• [Objective]: Filter the records for lines holding the string "beneficus".

• [Task input]:
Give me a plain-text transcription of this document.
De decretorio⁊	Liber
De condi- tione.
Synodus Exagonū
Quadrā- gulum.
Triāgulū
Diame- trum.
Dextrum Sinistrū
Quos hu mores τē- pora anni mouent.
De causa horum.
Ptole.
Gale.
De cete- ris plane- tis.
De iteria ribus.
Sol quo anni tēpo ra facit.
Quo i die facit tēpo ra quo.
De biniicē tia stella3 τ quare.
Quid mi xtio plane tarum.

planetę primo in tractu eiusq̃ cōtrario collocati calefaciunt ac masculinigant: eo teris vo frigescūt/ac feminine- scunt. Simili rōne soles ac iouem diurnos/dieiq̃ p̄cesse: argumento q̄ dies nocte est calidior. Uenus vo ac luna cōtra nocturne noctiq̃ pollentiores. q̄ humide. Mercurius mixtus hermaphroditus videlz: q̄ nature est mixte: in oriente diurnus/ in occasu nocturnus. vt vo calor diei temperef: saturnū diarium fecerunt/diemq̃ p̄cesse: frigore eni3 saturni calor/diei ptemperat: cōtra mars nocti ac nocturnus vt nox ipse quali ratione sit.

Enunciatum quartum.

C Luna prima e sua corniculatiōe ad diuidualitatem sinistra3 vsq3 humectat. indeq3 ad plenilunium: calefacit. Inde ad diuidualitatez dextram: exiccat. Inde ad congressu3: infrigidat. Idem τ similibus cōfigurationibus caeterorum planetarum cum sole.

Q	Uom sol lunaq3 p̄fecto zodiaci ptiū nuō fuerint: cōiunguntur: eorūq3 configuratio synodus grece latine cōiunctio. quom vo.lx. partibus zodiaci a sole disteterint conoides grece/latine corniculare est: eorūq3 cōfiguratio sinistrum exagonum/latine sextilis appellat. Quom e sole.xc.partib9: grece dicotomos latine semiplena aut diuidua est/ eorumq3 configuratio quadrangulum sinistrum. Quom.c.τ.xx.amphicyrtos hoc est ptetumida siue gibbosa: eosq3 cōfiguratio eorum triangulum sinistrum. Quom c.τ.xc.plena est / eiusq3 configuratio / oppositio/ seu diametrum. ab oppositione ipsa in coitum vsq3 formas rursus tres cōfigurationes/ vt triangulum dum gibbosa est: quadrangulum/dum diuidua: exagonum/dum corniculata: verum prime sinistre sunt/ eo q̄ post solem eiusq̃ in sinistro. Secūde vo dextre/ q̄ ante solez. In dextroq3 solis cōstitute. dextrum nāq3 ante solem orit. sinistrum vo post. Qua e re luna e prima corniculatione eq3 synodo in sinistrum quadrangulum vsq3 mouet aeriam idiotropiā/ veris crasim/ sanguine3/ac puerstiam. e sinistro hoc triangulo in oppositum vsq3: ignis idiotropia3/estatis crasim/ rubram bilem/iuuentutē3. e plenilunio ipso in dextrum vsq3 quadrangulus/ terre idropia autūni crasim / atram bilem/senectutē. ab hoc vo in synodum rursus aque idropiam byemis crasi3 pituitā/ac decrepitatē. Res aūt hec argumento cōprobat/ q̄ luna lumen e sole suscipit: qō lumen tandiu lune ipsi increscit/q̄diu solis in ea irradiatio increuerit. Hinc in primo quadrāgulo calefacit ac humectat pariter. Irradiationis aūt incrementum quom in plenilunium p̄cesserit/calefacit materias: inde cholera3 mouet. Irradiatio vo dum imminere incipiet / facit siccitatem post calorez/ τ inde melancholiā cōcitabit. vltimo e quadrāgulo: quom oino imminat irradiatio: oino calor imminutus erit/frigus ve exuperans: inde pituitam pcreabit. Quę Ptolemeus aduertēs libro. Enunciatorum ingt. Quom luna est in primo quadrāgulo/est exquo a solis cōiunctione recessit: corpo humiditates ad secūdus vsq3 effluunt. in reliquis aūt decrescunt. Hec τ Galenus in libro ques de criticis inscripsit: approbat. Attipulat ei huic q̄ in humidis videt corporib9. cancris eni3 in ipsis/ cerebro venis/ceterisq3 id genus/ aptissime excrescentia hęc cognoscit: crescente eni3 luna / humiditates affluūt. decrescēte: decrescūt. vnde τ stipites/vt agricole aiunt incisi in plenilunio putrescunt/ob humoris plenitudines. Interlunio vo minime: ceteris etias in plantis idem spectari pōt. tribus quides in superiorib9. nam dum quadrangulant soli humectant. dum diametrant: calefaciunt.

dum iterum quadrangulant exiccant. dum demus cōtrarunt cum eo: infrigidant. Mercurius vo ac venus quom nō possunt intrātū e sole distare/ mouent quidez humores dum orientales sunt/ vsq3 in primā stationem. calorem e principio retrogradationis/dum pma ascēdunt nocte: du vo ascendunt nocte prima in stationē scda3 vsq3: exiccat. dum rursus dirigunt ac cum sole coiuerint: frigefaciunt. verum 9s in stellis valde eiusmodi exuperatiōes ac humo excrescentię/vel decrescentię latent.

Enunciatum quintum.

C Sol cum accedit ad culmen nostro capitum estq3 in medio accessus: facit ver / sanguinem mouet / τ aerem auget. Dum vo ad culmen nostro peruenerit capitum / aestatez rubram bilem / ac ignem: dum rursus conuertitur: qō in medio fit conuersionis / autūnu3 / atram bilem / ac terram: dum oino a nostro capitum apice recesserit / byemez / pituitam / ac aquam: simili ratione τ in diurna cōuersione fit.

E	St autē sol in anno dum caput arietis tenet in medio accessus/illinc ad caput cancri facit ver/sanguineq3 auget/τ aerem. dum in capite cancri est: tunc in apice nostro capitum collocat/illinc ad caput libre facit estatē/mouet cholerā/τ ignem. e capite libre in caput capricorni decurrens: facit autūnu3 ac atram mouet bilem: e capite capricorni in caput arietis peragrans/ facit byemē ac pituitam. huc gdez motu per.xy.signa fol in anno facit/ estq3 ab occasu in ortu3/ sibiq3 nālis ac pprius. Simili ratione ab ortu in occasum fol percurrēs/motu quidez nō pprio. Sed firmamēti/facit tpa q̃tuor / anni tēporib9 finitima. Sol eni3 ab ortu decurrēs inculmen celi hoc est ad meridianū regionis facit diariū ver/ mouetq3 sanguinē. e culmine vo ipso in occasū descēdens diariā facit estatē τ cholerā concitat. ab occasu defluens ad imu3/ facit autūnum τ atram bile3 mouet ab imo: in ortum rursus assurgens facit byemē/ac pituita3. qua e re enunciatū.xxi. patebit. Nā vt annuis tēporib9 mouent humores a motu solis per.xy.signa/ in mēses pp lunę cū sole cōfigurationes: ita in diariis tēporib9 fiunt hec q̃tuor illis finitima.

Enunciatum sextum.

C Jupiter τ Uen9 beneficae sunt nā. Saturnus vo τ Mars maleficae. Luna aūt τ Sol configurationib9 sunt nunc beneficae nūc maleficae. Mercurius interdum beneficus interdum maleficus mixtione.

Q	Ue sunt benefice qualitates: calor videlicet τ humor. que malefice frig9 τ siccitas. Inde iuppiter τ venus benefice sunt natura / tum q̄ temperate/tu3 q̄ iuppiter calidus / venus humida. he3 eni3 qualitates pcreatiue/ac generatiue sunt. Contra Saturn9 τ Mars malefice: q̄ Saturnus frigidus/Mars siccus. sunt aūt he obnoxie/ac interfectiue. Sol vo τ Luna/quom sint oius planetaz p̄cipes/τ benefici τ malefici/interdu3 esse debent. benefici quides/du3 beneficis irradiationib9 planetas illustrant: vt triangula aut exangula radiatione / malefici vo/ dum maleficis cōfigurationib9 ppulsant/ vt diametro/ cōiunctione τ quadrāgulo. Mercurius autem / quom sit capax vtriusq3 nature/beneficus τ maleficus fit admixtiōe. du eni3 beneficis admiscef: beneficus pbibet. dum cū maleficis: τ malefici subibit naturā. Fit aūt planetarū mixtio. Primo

• [Exercise output]:
C Jupiter τ Uen9 beneficae sunt nā. Saturnus vo τ Mars maleficae. Luna aūt τ Sol configurationib9 sunt nunc beneficae nūc maleficae. Mercurius interdum beneficus interdum maleficus mixtione.
Q	Ue sunt benefice qualitates: calor videlicet τ humor. que malefice frig9 τ siccitas. Inde iuppiter τ venus benefice sunt natura / tum q̄ temperate/tu3 q̄ iuppiter calidus / venus humida. he3 eni3 qualitates pcreatiue/ac generatiue sunt. Contra Saturn9 τ Mars malefice: q̄ Saturnus frigidus/Mars siccus. sunt aūt he obnoxie/ac interfectiue. Sol vo τ Luna/quom sint oius planetaz p̄cipes/τ benefici τ malefici/interdu3 esse debent. benefici quides/du3 beneficis irradiationib9 planetas illustrant: vt triangula aut exangula radiatione / malefici vo/ dum maleficis cōfigurationib9 ppulsant/ vt diametro/ cōiunctione τ quadrāgulo. Mercurius autem / quom sit capax vtriusq3 nature/beneficus τ maleficus fit admixtiōe. du eni3 beneficis admiscef: beneficus pbibet. dum cū maleficis: τ malefici subibit naturā. Fit aūt planetarū mixtio. Primo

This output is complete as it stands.